◆ WHAT IS REQUIRED
Output every line below exactly.

Data extracted from a collection
================================

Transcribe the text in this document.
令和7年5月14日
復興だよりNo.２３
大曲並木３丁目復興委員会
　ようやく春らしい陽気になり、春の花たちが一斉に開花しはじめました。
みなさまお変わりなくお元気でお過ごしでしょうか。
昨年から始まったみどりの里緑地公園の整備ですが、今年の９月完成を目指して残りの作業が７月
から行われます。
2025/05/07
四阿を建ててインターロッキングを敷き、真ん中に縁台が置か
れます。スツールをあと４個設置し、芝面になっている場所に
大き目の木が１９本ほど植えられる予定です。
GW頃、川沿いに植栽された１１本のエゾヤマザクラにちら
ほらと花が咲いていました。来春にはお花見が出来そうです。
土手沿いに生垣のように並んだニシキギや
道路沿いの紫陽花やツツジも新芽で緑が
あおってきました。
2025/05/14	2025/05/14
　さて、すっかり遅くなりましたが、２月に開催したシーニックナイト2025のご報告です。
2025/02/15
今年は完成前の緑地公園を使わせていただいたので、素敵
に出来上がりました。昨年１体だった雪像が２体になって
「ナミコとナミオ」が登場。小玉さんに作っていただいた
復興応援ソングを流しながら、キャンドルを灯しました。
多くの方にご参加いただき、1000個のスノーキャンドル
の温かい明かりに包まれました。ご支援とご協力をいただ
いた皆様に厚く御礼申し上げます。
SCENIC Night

================================

◆ RESPONSE
Transcribe the text in this document.
令和7年5月14日
復興だよりNo.２３
大曲並木３丁目復興委員会
　ようやく春らしい陽気になり、春の花たちが一斉に開花しはじめました。
みなさまお変わりなくお元気でお過ごしでしょうか。
昨年から始まったみどりの里緑地公園の整備ですが、今年の９月完成を目指して残りの作業が７月
から行われます。
2025/05/07
四阿を建ててインターロッキングを敷き、真ん中に縁台が置か
れます。スツールをあと４個設置し、芝面になっている場所に
大き目の木が１９本ほど植えられる予定です。
GW頃、川沿いに植栽された１１本のエゾヤマザクラにちら
ほらと花が咲いていました。来春にはお花見が出来そうです。
土手沿いに生垣のように並んだニシキギや
道路沿いの紫陽花やツツジも新芽で緑が
あおってきました。
2025/05/14	2025/05/14
　さて、すっかり遅くなりましたが、２月に開催したシーニックナイト2025のご報告です。
2025/02/15
今年は完成前の緑地公園を使わせていただいたので、素敵
に出来上がりました。昨年１体だった雪像が２体になって
「ナミコとナミオ」が登場。小玉さんに作っていただいた
復興応援ソングを流しながら、キャンドルを灯しました。
多くの方にご参加いただき、1000個のスノーキャンドル
の温かい明かりに包まれました。ご支援とご協力をいただ
いた皆様に厚く御礼申し上げます。
SCENIC Night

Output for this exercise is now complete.